**Supplied material**

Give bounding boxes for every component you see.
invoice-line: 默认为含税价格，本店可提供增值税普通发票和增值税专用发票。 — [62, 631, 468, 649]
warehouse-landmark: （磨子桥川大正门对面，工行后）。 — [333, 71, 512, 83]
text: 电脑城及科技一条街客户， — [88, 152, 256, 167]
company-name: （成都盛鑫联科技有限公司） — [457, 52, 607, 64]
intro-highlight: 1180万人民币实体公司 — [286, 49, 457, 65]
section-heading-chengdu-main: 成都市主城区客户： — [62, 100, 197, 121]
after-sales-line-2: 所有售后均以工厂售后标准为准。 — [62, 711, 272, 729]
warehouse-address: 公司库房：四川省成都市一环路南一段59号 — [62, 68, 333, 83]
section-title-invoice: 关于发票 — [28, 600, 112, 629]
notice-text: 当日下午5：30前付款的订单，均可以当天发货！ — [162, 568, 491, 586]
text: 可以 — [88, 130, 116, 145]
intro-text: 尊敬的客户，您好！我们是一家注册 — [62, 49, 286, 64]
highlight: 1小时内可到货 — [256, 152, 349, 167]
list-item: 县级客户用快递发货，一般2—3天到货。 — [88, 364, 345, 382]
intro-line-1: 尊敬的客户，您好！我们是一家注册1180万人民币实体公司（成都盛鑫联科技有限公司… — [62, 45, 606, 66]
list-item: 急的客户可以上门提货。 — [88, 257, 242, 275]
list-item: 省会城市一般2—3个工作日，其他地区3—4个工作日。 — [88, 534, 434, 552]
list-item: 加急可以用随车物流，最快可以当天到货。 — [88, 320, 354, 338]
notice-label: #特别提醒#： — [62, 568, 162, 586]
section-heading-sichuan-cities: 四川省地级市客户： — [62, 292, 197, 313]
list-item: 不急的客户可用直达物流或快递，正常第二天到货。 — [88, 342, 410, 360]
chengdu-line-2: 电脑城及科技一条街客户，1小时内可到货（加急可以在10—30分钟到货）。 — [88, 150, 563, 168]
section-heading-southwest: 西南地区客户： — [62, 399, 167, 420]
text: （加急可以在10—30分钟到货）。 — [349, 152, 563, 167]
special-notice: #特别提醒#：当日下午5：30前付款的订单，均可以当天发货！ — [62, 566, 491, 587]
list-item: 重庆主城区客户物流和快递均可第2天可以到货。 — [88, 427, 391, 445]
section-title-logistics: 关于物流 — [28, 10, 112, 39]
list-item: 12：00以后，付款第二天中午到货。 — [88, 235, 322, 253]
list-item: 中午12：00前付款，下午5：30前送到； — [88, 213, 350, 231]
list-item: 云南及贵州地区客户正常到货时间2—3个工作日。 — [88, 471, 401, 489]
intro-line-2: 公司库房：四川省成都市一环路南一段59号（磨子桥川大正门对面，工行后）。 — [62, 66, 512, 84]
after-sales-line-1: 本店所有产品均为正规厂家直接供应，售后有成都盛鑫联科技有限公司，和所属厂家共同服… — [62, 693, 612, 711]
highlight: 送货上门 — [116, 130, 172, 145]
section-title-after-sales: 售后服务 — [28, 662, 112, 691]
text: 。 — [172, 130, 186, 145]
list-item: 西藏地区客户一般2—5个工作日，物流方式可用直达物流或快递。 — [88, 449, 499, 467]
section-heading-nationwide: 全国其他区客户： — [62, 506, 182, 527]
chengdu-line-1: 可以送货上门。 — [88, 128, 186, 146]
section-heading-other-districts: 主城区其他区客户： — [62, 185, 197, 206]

**Direction**
Print the items above again, line for line, without changing anything.

**Expected output**
Give bounding boxes for every component you see.
invoice-line: 默认为含税价格，本店可提供增值税普通发票和增值税专用发票。 — [62, 631, 468, 649]
warehouse-landmark: （磨子桥川大正门对面，工行后）。 — [333, 71, 512, 83]
text: 电脑城及科技一条街客户， — [88, 152, 256, 167]
company-name: （成都盛鑫联科技有限公司） — [457, 52, 607, 64]
intro-highlight: 1180万人民币实体公司 — [286, 49, 457, 65]
section-heading-chengdu-main: 成都市主城区客户： — [62, 100, 197, 121]
after-sales-line-2: 所有售后均以工厂售后标准为准。 — [62, 711, 272, 729]
warehouse-address: 公司库房：四川省成都市一环路南一段59号 — [62, 68, 333, 83]
section-title-invoice: 关于发票 — [28, 600, 112, 629]
notice-text: 当日下午5：30前付款的订单，均可以当天发货！ — [162, 568, 491, 586]
text: 可以 — [88, 130, 116, 145]
intro-text: 尊敬的客户，您好！我们是一家注册 — [62, 49, 286, 64]
highlight: 1小时内可到货 — [256, 152, 349, 167]
list-item: 县级客户用快递发货，一般2—3天到货。 — [88, 364, 345, 382]
intro-line-1: 尊敬的客户，您好！我们是一家注册1180万人民币实体公司（成都盛鑫联科技有限公司… — [62, 45, 606, 66]
list-item: 急的客户可以上门提货。 — [88, 257, 242, 275]
list-item: 省会城市一般2—3个工作日，其他地区3—4个工作日。 — [88, 534, 434, 552]
list-item: 加急可以用随车物流，最快可以当天到货。 — [88, 320, 354, 338]
notice-label: #特别提醒#： — [62, 568, 162, 586]
section-heading-sichuan-cities: 四川省地级市客户： — [62, 292, 197, 313]
list-item: 不急的客户可用直达物流或快递，正常第二天到货。 — [88, 342, 410, 360]
chengdu-line-2: 电脑城及科技一条街客户，1小时内可到货（加急可以在10—30分钟到货）。 — [88, 150, 563, 168]
section-heading-southwest: 西南地区客户： — [62, 399, 167, 420]
text: （加急可以在10—30分钟到货）。 — [349, 152, 563, 167]
special-notice: #特别提醒#：当日下午5：30前付款的订单，均可以当天发货！ — [62, 566, 491, 587]
list-item: 重庆主城区客户物流和快递均可第2天可以到货。 — [88, 427, 391, 445]
section-title-logistics: 关于物流 — [28, 10, 112, 39]
list-item: 12：00以后，付款第二天中午到货。 — [88, 235, 322, 253]
list-item: 中午12：00前付款，下午5：30前送到； — [88, 213, 350, 231]
list-item: 云南及贵州地区客户正常到货时间2—3个工作日。 — [88, 471, 401, 489]
intro-line-2: 公司库房：四川省成都市一环路南一段59号（磨子桥川大正门对面，工行后）。 — [62, 66, 512, 84]
after-sales-line-1: 本店所有产品均为正规厂家直接供应，售后有成都盛鑫联科技有限公司，和所属厂家共同服… — [62, 693, 612, 711]
highlight: 送货上门 — [116, 130, 172, 145]
section-title-after-sales: 售后服务 — [28, 662, 112, 691]
text: 。 — [172, 130, 186, 145]
list-item: 西藏地区客户一般2—5个工作日，物流方式可用直达物流或快递。 — [88, 449, 499, 467]
section-heading-nationwide: 全国其他区客户： — [62, 506, 182, 527]
chengdu-line-1: 可以送货上门。 — [88, 128, 186, 146]
section-heading-other-districts: 主城区其他区客户： — [62, 185, 197, 206]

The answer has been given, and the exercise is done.